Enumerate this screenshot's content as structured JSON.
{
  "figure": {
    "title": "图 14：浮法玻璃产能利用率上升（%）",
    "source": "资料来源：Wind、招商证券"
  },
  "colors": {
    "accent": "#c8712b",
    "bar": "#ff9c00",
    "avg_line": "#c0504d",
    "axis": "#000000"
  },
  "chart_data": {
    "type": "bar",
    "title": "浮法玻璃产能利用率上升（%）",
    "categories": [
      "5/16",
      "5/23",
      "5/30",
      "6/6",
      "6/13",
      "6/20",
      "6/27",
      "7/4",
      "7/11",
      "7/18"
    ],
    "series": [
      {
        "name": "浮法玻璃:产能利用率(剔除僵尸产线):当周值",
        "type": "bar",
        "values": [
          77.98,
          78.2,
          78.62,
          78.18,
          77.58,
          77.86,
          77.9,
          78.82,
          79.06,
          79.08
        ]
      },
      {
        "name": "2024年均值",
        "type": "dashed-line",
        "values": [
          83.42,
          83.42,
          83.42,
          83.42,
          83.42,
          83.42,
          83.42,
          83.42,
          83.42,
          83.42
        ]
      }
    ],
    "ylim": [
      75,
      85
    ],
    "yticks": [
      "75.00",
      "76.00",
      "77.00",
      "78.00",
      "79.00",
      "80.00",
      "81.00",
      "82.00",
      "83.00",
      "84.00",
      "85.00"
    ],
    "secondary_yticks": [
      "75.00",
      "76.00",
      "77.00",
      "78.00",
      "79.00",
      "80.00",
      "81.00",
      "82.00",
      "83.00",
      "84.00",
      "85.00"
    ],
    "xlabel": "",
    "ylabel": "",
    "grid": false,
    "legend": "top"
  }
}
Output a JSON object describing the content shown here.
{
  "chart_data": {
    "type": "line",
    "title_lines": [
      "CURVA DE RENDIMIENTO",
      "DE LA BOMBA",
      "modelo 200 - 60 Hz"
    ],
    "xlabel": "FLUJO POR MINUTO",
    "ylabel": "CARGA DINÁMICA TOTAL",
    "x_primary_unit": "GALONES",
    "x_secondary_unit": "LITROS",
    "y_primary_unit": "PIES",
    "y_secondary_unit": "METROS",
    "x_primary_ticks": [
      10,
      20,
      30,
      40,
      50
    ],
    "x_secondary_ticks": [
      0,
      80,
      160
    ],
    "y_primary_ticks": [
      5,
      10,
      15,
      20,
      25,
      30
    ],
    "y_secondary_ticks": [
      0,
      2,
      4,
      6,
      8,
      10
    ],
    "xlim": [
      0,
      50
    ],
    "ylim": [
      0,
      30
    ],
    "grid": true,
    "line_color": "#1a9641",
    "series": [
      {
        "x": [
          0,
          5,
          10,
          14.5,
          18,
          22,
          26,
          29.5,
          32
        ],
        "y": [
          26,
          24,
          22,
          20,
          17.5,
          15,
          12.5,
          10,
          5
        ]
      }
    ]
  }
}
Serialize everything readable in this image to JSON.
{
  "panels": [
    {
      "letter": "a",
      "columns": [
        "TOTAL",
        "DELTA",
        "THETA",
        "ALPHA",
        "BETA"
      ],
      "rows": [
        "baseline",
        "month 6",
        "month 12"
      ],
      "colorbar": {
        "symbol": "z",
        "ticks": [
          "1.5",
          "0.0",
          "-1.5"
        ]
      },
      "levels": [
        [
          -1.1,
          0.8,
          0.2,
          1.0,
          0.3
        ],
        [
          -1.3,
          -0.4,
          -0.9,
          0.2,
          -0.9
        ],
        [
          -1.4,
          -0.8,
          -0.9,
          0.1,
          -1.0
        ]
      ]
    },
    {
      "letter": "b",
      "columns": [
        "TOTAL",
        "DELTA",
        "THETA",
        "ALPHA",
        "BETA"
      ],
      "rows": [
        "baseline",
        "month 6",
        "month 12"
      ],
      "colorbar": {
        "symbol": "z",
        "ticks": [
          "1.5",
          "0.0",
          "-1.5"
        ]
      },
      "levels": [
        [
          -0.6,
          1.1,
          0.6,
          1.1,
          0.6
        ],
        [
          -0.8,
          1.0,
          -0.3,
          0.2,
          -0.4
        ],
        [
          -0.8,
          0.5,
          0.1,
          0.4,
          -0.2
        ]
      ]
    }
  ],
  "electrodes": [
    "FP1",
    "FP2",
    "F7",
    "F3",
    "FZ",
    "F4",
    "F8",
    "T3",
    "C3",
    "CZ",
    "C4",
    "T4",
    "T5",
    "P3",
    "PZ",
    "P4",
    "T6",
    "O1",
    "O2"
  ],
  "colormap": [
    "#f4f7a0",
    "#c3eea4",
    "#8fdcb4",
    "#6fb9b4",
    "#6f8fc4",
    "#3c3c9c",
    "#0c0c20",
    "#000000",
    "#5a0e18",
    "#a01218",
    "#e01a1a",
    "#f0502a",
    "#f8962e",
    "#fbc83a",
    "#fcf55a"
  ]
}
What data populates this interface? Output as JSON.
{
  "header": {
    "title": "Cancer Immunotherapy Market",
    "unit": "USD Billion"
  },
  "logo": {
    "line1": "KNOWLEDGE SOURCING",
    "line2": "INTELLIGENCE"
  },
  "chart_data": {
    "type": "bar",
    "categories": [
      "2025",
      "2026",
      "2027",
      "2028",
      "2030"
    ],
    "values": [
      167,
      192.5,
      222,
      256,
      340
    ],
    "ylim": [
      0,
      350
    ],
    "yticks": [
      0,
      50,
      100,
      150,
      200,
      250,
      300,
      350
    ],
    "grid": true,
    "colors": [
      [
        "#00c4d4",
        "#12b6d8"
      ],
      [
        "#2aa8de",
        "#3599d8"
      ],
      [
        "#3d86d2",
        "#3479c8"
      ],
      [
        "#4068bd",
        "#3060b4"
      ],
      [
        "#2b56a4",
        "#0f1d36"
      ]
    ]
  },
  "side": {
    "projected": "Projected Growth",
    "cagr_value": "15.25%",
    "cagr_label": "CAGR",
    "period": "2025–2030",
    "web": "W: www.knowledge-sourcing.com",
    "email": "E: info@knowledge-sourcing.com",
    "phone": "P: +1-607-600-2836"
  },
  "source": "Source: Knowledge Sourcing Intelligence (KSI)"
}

════════

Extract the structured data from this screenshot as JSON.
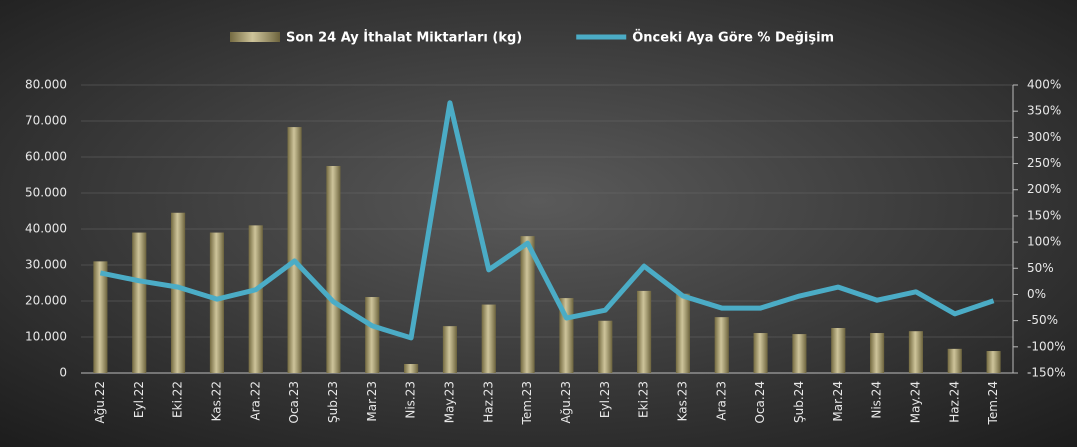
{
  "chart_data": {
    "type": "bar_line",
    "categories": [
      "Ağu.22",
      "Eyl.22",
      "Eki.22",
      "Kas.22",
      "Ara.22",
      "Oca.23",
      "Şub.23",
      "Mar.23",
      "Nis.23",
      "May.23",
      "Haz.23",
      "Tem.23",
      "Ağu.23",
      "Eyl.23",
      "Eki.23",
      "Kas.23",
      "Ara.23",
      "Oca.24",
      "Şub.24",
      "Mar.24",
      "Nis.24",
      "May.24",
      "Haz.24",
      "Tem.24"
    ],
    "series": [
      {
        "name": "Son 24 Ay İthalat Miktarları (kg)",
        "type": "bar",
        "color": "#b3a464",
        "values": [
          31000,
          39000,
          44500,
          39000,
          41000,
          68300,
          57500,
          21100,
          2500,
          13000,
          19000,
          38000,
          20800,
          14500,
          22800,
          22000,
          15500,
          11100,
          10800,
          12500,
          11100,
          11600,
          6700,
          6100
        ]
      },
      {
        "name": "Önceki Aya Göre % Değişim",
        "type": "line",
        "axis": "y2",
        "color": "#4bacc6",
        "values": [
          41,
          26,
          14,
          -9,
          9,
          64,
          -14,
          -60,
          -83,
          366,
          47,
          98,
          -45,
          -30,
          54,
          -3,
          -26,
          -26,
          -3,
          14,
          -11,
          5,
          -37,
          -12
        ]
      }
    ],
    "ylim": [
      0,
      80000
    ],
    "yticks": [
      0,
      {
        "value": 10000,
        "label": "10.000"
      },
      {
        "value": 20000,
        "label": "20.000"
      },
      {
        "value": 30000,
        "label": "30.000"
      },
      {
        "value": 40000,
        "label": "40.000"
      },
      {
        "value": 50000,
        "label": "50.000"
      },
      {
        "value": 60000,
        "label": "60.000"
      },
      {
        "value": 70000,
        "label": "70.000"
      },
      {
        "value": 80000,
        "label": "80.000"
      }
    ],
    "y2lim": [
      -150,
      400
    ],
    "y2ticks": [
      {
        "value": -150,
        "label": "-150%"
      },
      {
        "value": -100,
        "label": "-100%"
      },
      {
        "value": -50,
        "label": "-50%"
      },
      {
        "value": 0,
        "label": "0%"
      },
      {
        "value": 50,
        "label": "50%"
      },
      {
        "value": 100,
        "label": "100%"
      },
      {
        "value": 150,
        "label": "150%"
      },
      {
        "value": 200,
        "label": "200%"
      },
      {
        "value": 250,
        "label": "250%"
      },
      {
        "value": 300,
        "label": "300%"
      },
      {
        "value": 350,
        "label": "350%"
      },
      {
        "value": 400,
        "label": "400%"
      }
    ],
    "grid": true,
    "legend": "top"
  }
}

════════

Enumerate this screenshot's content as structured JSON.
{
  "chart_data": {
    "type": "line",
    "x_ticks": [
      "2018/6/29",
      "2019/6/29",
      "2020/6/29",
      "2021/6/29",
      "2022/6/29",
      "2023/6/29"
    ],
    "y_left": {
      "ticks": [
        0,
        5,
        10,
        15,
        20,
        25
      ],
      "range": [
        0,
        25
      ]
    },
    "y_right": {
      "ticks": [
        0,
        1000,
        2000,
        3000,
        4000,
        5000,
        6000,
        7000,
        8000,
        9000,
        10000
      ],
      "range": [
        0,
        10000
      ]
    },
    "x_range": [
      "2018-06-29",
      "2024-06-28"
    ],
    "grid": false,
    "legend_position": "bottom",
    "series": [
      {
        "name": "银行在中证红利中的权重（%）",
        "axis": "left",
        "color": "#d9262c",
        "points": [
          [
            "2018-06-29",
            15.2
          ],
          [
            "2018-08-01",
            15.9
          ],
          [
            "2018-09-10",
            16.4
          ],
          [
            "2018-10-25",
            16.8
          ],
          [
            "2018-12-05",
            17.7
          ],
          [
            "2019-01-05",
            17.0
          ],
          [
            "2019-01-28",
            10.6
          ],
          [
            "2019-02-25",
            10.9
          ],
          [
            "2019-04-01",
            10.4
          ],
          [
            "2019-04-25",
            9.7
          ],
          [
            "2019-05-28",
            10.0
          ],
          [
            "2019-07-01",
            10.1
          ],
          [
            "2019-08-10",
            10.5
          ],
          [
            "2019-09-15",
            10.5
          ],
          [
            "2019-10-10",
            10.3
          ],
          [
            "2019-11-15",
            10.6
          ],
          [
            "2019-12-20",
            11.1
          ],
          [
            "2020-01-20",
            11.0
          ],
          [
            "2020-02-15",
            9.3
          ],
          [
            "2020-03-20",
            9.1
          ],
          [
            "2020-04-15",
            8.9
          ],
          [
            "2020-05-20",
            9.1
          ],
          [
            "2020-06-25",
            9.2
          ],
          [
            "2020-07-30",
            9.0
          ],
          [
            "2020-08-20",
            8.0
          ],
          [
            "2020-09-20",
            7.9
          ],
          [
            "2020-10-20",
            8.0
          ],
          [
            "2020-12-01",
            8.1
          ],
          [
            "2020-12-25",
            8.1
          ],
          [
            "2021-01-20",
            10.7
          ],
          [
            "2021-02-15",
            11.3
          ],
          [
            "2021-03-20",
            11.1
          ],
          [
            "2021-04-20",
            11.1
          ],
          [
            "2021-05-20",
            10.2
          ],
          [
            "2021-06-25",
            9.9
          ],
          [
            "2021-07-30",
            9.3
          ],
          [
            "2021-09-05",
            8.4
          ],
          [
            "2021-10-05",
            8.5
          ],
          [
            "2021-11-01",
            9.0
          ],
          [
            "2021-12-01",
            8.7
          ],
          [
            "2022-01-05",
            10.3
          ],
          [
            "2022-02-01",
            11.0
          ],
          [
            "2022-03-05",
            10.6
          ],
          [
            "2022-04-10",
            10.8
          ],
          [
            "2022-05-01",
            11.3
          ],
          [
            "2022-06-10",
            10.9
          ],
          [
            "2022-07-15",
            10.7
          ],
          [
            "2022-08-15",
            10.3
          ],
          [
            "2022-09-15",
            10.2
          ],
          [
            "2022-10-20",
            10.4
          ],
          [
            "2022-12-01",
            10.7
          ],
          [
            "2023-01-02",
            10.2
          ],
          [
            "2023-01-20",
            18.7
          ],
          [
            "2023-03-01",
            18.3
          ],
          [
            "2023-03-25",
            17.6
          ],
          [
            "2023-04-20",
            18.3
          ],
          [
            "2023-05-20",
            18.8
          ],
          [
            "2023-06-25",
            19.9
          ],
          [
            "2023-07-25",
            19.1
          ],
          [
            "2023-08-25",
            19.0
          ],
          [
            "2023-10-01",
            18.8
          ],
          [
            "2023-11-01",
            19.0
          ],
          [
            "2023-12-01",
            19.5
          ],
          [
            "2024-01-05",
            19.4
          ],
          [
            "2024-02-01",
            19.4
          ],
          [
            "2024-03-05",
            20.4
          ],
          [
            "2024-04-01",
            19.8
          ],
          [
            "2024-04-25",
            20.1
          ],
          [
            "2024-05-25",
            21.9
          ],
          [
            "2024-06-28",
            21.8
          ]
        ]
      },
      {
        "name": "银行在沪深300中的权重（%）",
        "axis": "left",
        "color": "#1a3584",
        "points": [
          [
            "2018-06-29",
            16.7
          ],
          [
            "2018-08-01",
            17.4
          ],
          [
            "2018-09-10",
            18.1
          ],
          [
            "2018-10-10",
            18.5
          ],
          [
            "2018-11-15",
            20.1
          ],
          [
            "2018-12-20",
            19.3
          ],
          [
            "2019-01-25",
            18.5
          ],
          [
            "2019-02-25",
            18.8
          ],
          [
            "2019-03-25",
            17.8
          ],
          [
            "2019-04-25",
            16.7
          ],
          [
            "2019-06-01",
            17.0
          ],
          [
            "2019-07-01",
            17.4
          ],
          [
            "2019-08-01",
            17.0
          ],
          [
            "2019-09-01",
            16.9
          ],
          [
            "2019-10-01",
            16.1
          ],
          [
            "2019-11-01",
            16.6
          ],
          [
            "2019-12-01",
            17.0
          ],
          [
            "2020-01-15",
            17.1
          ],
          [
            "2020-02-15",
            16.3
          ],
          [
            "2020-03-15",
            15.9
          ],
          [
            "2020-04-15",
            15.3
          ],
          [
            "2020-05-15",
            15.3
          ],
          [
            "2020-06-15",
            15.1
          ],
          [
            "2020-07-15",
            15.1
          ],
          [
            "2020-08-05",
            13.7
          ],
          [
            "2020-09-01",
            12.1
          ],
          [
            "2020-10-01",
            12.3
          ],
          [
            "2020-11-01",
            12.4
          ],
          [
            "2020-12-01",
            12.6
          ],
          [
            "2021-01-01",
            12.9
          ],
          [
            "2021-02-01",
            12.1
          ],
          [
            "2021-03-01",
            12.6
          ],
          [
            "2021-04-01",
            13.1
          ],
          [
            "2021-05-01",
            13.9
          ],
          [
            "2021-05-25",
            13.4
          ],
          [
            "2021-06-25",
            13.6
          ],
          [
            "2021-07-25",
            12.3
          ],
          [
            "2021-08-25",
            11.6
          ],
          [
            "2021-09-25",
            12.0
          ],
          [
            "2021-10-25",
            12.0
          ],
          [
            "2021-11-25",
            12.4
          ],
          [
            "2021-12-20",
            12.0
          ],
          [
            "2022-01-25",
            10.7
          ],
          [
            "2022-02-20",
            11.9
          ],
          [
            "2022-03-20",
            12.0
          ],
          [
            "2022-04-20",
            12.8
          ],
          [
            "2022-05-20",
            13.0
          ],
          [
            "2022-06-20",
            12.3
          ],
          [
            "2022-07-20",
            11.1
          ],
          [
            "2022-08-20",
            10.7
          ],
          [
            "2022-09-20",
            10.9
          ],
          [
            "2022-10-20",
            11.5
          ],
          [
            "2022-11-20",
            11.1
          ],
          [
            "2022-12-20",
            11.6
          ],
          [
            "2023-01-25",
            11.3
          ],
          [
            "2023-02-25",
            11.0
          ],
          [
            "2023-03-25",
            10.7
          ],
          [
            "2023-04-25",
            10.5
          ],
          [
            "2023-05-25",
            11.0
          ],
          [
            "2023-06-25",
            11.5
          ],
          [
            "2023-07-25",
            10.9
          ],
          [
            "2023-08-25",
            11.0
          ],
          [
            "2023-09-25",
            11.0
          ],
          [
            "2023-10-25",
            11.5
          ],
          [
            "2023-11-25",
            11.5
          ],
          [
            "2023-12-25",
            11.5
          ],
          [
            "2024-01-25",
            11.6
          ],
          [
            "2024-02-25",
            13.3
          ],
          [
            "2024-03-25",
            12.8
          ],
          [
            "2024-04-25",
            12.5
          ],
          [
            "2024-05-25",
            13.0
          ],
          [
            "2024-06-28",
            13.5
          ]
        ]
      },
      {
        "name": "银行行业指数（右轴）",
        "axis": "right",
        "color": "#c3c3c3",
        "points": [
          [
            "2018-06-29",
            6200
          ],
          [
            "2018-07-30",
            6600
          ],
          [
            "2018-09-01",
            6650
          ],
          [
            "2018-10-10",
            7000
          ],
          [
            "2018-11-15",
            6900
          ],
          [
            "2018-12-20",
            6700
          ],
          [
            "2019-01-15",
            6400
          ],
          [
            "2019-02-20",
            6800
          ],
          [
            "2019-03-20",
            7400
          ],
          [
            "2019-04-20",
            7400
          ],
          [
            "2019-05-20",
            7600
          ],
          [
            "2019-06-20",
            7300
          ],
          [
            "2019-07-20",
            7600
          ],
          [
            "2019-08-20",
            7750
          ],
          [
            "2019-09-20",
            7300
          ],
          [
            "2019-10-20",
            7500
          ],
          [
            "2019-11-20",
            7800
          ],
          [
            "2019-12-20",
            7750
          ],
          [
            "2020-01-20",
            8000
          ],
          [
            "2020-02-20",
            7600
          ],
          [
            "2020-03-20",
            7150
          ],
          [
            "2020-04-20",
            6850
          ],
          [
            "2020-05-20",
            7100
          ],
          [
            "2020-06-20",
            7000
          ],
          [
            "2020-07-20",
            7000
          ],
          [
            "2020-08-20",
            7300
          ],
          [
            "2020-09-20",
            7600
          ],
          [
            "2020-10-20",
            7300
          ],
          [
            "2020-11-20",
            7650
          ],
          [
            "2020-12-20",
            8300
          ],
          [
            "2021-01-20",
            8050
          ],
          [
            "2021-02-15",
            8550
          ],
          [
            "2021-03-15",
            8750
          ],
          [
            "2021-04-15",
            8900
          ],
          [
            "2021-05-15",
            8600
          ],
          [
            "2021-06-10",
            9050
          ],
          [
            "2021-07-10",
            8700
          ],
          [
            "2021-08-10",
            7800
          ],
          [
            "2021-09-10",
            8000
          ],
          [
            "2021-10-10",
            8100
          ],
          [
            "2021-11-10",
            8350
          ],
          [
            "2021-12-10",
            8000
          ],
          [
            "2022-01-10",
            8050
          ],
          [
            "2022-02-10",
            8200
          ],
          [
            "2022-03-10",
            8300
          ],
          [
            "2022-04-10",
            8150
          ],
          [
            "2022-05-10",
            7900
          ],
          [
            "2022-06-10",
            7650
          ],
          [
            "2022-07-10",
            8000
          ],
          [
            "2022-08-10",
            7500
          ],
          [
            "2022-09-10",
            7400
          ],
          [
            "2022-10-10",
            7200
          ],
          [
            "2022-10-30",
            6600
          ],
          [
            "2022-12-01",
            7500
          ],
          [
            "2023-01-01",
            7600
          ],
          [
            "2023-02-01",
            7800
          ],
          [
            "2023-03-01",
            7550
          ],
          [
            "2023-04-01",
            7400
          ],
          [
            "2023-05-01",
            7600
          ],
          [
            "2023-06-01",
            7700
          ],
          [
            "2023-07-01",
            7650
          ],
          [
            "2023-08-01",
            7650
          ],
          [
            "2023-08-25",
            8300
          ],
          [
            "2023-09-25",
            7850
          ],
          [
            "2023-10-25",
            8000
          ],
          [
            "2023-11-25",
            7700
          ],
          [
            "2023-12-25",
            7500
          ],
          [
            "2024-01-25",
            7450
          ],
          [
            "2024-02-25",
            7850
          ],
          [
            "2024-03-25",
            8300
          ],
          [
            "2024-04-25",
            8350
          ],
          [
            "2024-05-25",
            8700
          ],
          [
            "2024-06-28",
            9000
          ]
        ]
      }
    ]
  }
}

════════

Identify which lines contain the word "JSON" and copy each one.

Enumerate this screenshot's content as structured JSON.
Output a JSON object describing the content shown here.
Serialize everything readable in this image to JSON.
What data populates this interface? Output as JSON.
Extract the structured data from this screenshot as JSON.
Enumerate this screenshot's content as structured JSON.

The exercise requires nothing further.